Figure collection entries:
□ □ □
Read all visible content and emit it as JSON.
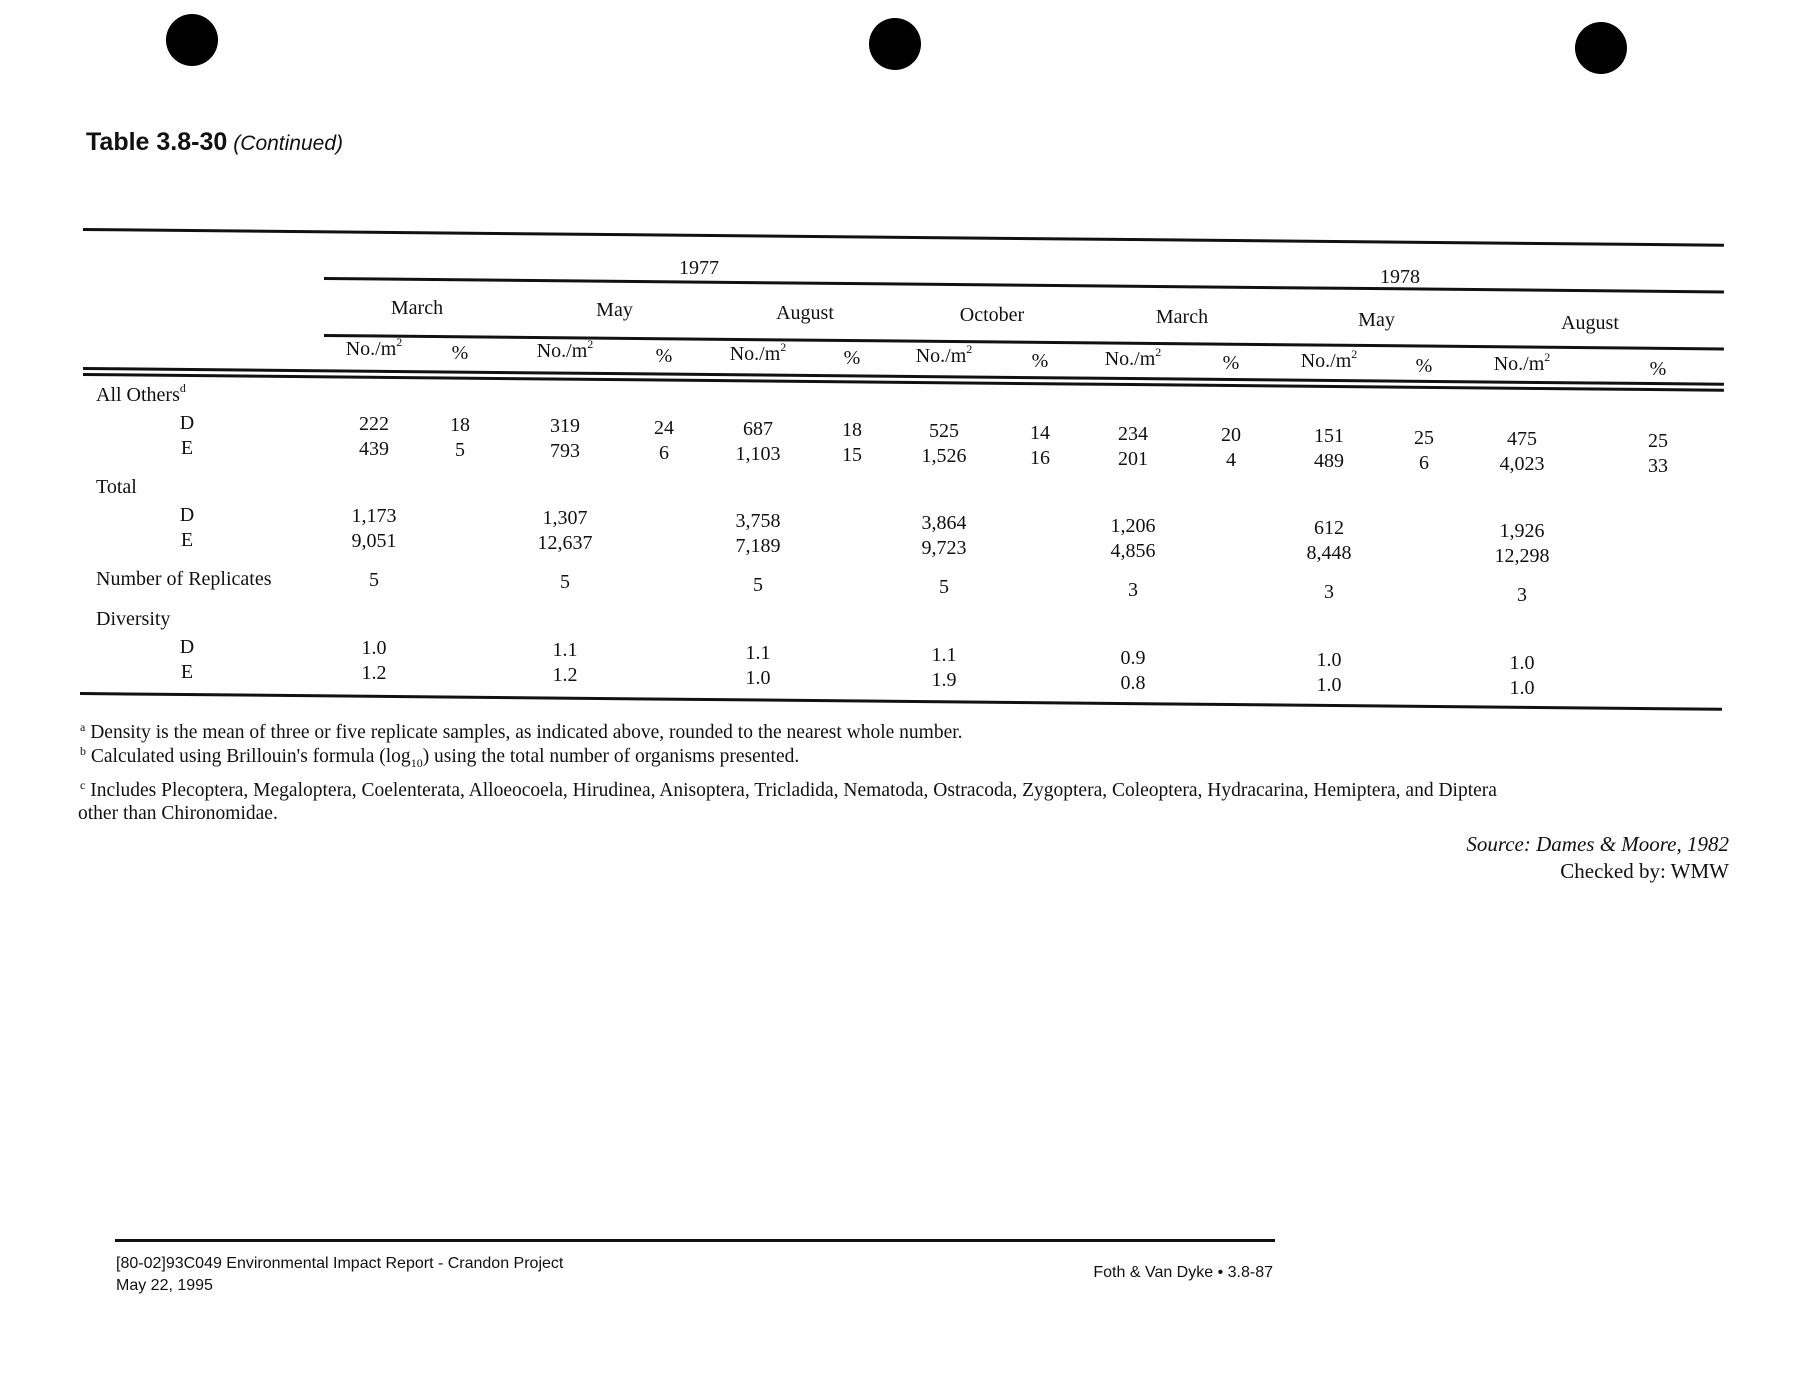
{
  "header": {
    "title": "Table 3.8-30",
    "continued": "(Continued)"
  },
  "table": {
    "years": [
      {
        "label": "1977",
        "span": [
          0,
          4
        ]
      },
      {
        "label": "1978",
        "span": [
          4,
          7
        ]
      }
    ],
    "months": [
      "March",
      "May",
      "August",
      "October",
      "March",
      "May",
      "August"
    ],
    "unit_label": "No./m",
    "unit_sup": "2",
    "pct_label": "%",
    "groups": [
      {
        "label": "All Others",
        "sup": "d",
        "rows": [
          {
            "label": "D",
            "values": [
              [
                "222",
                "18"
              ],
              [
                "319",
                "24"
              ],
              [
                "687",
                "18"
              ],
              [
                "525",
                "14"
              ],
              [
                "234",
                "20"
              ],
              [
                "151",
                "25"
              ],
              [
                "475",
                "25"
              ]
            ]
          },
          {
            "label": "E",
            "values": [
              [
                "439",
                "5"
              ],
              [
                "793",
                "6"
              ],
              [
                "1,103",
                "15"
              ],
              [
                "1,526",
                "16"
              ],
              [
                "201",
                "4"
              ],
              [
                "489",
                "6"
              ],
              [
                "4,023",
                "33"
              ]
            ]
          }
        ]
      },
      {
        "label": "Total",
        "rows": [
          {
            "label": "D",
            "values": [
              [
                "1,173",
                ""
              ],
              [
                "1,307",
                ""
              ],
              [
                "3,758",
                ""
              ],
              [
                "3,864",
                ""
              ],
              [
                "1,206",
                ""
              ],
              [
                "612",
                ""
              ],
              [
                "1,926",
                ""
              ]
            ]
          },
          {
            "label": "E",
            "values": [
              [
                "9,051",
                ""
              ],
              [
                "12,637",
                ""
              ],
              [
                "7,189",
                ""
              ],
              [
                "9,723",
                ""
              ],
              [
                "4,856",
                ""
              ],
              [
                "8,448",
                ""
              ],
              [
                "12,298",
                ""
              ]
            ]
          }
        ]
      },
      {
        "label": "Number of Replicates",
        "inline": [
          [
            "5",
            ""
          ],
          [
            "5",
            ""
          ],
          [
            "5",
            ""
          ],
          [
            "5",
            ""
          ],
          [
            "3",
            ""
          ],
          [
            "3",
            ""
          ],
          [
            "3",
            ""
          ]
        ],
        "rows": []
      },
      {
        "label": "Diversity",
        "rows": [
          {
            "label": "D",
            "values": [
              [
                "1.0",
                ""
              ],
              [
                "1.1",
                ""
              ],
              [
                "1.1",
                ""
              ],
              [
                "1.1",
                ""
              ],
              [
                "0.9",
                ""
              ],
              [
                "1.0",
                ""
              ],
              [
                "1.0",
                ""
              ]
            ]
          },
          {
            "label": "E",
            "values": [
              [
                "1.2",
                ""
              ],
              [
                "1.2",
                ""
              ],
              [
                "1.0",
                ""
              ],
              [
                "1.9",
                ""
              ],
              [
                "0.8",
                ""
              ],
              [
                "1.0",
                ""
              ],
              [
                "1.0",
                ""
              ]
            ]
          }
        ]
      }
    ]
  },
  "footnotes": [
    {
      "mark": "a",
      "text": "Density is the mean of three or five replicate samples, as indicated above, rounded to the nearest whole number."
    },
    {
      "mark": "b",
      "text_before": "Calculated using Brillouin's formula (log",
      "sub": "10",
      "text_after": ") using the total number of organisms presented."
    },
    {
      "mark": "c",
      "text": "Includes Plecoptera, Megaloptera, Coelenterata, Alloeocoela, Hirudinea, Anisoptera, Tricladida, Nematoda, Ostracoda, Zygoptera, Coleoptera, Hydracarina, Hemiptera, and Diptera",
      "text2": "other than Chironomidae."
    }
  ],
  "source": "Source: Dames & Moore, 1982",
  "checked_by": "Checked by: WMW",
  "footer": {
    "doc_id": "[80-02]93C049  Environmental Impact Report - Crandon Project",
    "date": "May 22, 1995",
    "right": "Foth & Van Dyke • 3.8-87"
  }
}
□ □ □
## [DIRECTIONS]
Leave out the pictures and transcribe the entries above exactly.

## [WORKED SOLUTION]
Read all visible content and emit it as JSON.
{
  "header": {
    "title": "Table 3.8-30",
    "continued": "(Continued)"
  },
  "table": {
    "years": [
      {
        "label": "1977",
        "span": [
          0,
          4
        ]
      },
      {
        "label": "1978",
        "span": [
          4,
          7
        ]
      }
    ],
    "months": [
      "March",
      "May",
      "August",
      "October",
      "March",
      "May",
      "August"
    ],
    "unit_label": "No./m",
    "unit_sup": "2",
    "pct_label": "%",
    "groups": [
      {
        "label": "All Others",
        "sup": "d",
        "rows": [
          {
            "label": "D",
            "values": [
              [
                "222",
                "18"
              ],
              [
                "319",
                "24"
              ],
              [
                "687",
                "18"
              ],
              [
                "525",
                "14"
              ],
              [
                "234",
                "20"
              ],
              [
                "151",
                "25"
              ],
              [
                "475",
                "25"
              ]
            ]
          },
          {
            "label": "E",
            "values": [
              [
                "439",
                "5"
              ],
              [
                "793",
                "6"
              ],
              [
                "1,103",
                "15"
              ],
              [
                "1,526",
                "16"
              ],
              [
                "201",
                "4"
              ],
              [
                "489",
                "6"
              ],
              [
                "4,023",
                "33"
              ]
            ]
          }
        ]
      },
      {
        "label": "Total",
        "rows": [
          {
            "label": "D",
            "values": [
              [
                "1,173",
                ""
              ],
              [
                "1,307",
                ""
              ],
              [
                "3,758",
                ""
              ],
              [
                "3,864",
                ""
              ],
              [
                "1,206",
                ""
              ],
              [
                "612",
                ""
              ],
              [
                "1,926",
                ""
              ]
            ]
          },
          {
            "label": "E",
            "values": [
              [
                "9,051",
                ""
              ],
              [
                "12,637",
                ""
              ],
              [
                "7,189",
                ""
              ],
              [
                "9,723",
                ""
              ],
              [
                "4,856",
                ""
              ],
              [
                "8,448",
                ""
              ],
              [
                "12,298",
                ""
              ]
            ]
          }
        ]
      },
      {
        "label": "Number of Replicates",
        "inline": [
          [
            "5",
            ""
          ],
          [
            "5",
            ""
          ],
          [
            "5",
            ""
          ],
          [
            "5",
            ""
          ],
          [
            "3",
            ""
          ],
          [
            "3",
            ""
          ],
          [
            "3",
            ""
          ]
        ],
        "rows": []
      },
      {
        "label": "Diversity",
        "rows": [
          {
            "label": "D",
            "values": [
              [
                "1.0",
                ""
              ],
              [
                "1.1",
                ""
              ],
              [
                "1.1",
                ""
              ],
              [
                "1.1",
                ""
              ],
              [
                "0.9",
                ""
              ],
              [
                "1.0",
                ""
              ],
              [
                "1.0",
                ""
              ]
            ]
          },
          {
            "label": "E",
            "values": [
              [
                "1.2",
                ""
              ],
              [
                "1.2",
                ""
              ],
              [
                "1.0",
                ""
              ],
              [
                "1.9",
                ""
              ],
              [
                "0.8",
                ""
              ],
              [
                "1.0",
                ""
              ],
              [
                "1.0",
                ""
              ]
            ]
          }
        ]
      }
    ]
  },
  "footnotes": [
    {
      "mark": "a",
      "text": "Density is the mean of three or five replicate samples, as indicated above, rounded to the nearest whole number."
    },
    {
      "mark": "b",
      "text_before": "Calculated using Brillouin's formula (log",
      "sub": "10",
      "text_after": ") using the total number of organisms presented."
    },
    {
      "mark": "c",
      "text": "Includes Plecoptera, Megaloptera, Coelenterata, Alloeocoela, Hirudinea, Anisoptera, Tricladida, Nematoda, Ostracoda, Zygoptera, Coleoptera, Hydracarina, Hemiptera, and Diptera",
      "text2": "other than Chironomidae."
    }
  ],
  "source": "Source: Dames & Moore, 1982",
  "checked_by": "Checked by: WMW",
  "footer": {
    "doc_id": "[80-02]93C049  Environmental Impact Report - Crandon Project",
    "date": "May 22, 1995",
    "right": "Foth & Van Dyke • 3.8-87"
  }
}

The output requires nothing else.